(What the task asks):
Output the data below in full, character for character.

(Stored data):
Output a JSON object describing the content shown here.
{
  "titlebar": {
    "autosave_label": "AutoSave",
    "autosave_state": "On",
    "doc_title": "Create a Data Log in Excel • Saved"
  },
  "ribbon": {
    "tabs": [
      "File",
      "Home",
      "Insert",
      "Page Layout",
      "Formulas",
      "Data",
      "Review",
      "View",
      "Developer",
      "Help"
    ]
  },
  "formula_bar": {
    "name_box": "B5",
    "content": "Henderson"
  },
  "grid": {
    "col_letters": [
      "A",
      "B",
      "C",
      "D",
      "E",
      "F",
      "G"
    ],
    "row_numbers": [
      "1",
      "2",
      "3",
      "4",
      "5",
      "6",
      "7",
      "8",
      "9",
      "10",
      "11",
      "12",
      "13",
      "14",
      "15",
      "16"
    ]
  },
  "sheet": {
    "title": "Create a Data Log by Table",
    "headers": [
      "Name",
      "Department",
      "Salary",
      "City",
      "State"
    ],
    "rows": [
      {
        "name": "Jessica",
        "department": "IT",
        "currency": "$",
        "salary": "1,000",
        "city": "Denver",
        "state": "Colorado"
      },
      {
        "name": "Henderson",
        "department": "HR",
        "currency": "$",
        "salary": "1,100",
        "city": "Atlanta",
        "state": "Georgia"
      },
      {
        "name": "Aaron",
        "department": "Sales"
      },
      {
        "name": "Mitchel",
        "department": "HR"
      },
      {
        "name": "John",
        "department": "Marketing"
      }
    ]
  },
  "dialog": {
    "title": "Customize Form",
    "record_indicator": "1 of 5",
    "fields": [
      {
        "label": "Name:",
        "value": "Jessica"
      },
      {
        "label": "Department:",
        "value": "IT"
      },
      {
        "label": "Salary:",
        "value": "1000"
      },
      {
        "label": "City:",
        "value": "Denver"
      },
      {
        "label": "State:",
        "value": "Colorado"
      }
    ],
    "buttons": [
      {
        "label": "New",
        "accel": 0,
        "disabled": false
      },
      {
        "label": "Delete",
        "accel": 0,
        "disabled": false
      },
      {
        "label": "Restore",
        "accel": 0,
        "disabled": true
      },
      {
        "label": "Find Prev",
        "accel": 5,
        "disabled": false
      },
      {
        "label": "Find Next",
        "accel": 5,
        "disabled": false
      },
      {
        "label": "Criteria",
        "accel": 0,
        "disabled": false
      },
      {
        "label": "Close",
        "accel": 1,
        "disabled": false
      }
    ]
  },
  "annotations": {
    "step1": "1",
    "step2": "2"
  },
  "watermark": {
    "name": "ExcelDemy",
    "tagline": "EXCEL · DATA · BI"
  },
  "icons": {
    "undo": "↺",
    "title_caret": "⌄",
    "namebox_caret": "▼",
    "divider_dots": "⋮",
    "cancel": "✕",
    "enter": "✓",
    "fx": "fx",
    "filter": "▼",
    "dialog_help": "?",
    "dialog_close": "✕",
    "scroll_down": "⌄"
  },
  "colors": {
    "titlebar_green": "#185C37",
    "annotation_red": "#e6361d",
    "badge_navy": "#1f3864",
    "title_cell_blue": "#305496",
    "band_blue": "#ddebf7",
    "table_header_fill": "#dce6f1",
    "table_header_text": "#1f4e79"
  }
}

(Solution below):
Output a JSON object describing the content shown here.
{
  "titlebar": {
    "autosave_label": "AutoSave",
    "autosave_state": "On",
    "doc_title": "Create a Data Log in Excel • Saved"
  },
  "ribbon": {
    "tabs": [
      "File",
      "Home",
      "Insert",
      "Page Layout",
      "Formulas",
      "Data",
      "Review",
      "View",
      "Developer",
      "Help"
    ]
  },
  "formula_bar": {
    "name_box": "B5",
    "content": "Henderson"
  },
  "grid": {
    "col_letters": [
      "A",
      "B",
      "C",
      "D",
      "E",
      "F",
      "G"
    ],
    "row_numbers": [
      "1",
      "2",
      "3",
      "4",
      "5",
      "6",
      "7",
      "8",
      "9",
      "10",
      "11",
      "12",
      "13",
      "14",
      "15",
      "16"
    ]
  },
  "sheet": {
    "title": "Create a Data Log by Table",
    "headers": [
      "Name",
      "Department",
      "Salary",
      "City",
      "State"
    ],
    "rows": [
      {
        "name": "Jessica",
        "department": "IT",
        "currency": "$",
        "salary": "1,000",
        "city": "Denver",
        "state": "Colorado"
      },
      {
        "name": "Henderson",
        "department": "HR",
        "currency": "$",
        "salary": "1,100",
        "city": "Atlanta",
        "state": "Georgia"
      },
      {
        "name": "Aaron",
        "department": "Sales"
      },
      {
        "name": "Mitchel",
        "department": "HR"
      },
      {
        "name": "John",
        "department": "Marketing"
      }
    ]
  },
  "dialog": {
    "title": "Customize Form",
    "record_indicator": "1 of 5",
    "fields": [
      {
        "label": "Name:",
        "value": "Jessica"
      },
      {
        "label": "Department:",
        "value": "IT"
      },
      {
        "label": "Salary:",
        "value": "1000"
      },
      {
        "label": "City:",
        "value": "Denver"
      },
      {
        "label": "State:",
        "value": "Colorado"
      }
    ],
    "buttons": [
      {
        "label": "New",
        "accel": 0,
        "disabled": false
      },
      {
        "label": "Delete",
        "accel": 0,
        "disabled": false
      },
      {
        "label": "Restore",
        "accel": 0,
        "disabled": true
      },
      {
        "label": "Find Prev",
        "accel": 5,
        "disabled": false
      },
      {
        "label": "Find Next",
        "accel": 5,
        "disabled": false
      },
      {
        "label": "Criteria",
        "accel": 0,
        "disabled": false
      },
      {
        "label": "Close",
        "accel": 1,
        "disabled": false
      }
    ]
  },
  "annotations": {
    "step1": "1",
    "step2": "2"
  },
  "watermark": {
    "name": "ExcelDemy",
    "tagline": "EXCEL · DATA · BI"
  },
  "icons": {
    "undo": "↺",
    "title_caret": "⌄",
    "namebox_caret": "▼",
    "divider_dots": "⋮",
    "cancel": "✕",
    "enter": "✓",
    "fx": "fx",
    "filter": "▼",
    "dialog_help": "?",
    "dialog_close": "✕",
    "scroll_down": "⌄"
  },
  "colors": {
    "titlebar_green": "#185C37",
    "annotation_red": "#e6361d",
    "badge_navy": "#1f3864",
    "title_cell_blue": "#305496",
    "band_blue": "#ddebf7",
    "table_header_fill": "#dce6f1",
    "table_header_text": "#1f4e79"
  }
}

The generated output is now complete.